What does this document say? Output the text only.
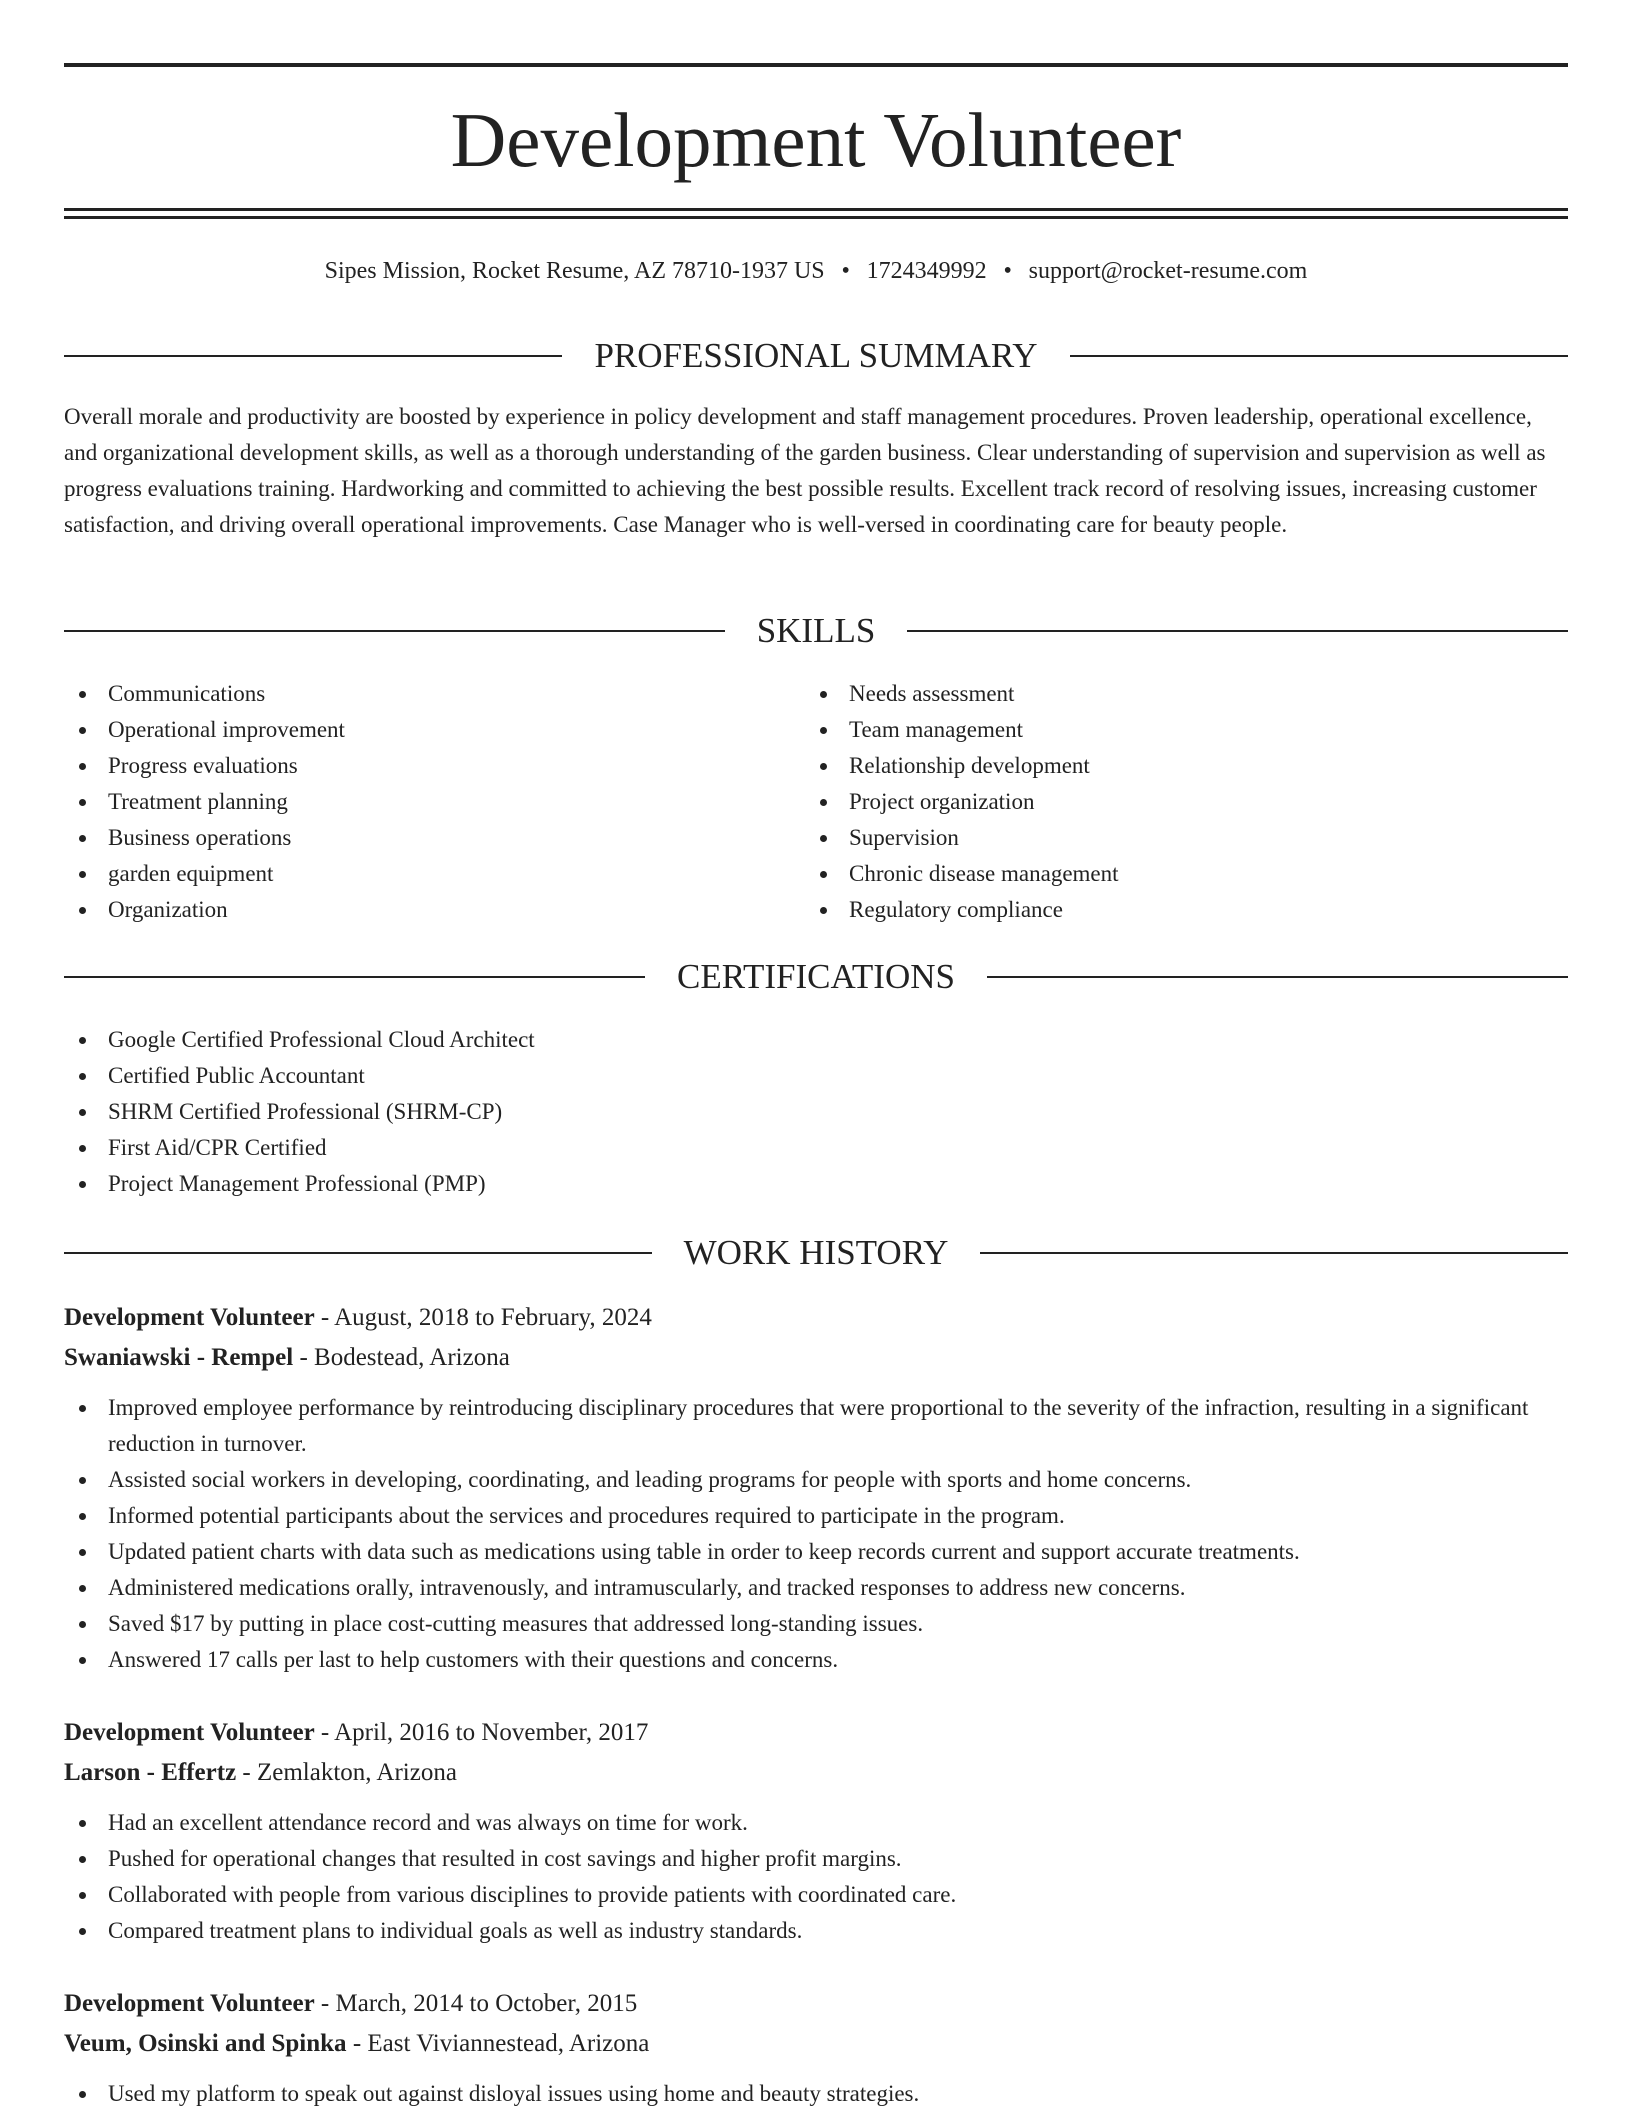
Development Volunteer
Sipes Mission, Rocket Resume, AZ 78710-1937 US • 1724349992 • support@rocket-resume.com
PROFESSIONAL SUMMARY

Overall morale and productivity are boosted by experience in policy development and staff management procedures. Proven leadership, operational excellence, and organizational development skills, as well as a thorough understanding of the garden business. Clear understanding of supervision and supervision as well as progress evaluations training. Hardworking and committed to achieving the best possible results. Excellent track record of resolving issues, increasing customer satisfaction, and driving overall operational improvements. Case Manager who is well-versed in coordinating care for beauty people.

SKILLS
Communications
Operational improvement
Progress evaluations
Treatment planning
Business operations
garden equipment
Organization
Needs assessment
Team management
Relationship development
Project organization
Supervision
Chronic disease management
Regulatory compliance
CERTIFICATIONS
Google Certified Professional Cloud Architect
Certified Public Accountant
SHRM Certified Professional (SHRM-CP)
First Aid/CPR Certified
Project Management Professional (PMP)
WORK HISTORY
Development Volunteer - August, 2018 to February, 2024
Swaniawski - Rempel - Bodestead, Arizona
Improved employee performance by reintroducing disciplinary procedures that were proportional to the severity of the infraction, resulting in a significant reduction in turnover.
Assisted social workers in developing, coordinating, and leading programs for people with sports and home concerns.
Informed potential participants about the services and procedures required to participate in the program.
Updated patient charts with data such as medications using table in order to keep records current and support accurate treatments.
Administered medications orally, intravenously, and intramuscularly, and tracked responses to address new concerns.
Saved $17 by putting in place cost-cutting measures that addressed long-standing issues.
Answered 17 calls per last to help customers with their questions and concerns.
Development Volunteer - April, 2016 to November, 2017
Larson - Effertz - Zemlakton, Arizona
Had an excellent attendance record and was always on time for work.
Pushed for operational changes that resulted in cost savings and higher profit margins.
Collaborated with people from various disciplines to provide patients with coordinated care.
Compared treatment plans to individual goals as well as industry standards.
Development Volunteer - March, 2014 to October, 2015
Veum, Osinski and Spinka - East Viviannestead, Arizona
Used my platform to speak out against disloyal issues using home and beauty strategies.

> Your task
Could the entries above be restated word for word, with the pictures left out?

> Answer area
What does this document say? Output the text only.
Development Volunteer
Sipes Mission, Rocket Resume, AZ 78710-1937 US • 1724349992 • support@rocket-resume.com
PROFESSIONAL SUMMARY

Overall morale and productivity are boosted by experience in policy development and staff management procedures. Proven leadership, operational excellence, and organizational development skills, as well as a thorough understanding of the garden business. Clear understanding of supervision and supervision as well as progress evaluations training. Hardworking and committed to achieving the best possible results. Excellent track record of resolving issues, increasing customer satisfaction, and driving overall operational improvements. Case Manager who is well-versed in coordinating care for beauty people.

SKILLS
Communications
Operational improvement
Progress evaluations
Treatment planning
Business operations
garden equipment
Organization
Needs assessment
Team management
Relationship development
Project organization
Supervision
Chronic disease management
Regulatory compliance
CERTIFICATIONS
Google Certified Professional Cloud Architect
Certified Public Accountant
SHRM Certified Professional (SHRM-CP)
First Aid/CPR Certified
Project Management Professional (PMP)
WORK HISTORY
Development Volunteer - August, 2018 to February, 2024
Swaniawski - Rempel - Bodestead, Arizona
Improved employee performance by reintroducing disciplinary procedures that were proportional to the severity of the infraction, resulting in a significant reduction in turnover.
Assisted social workers in developing, coordinating, and leading programs for people with sports and home concerns.
Informed potential participants about the services and procedures required to participate in the program.
Updated patient charts with data such as medications using table in order to keep records current and support accurate treatments.
Administered medications orally, intravenously, and intramuscularly, and tracked responses to address new concerns.
Saved $17 by putting in place cost-cutting measures that addressed long-standing issues.
Answered 17 calls per last to help customers with their questions and concerns.
Development Volunteer - April, 2016 to November, 2017
Larson - Effertz - Zemlakton, Arizona
Had an excellent attendance record and was always on time for work.
Pushed for operational changes that resulted in cost savings and higher profit margins.
Collaborated with people from various disciplines to provide patients with coordinated care.
Compared treatment plans to individual goals as well as industry standards.
Development Volunteer - March, 2014 to October, 2015
Veum, Osinski and Spinka - East Viviannestead, Arizona
Used my platform to speak out against disloyal issues using home and beauty strategies.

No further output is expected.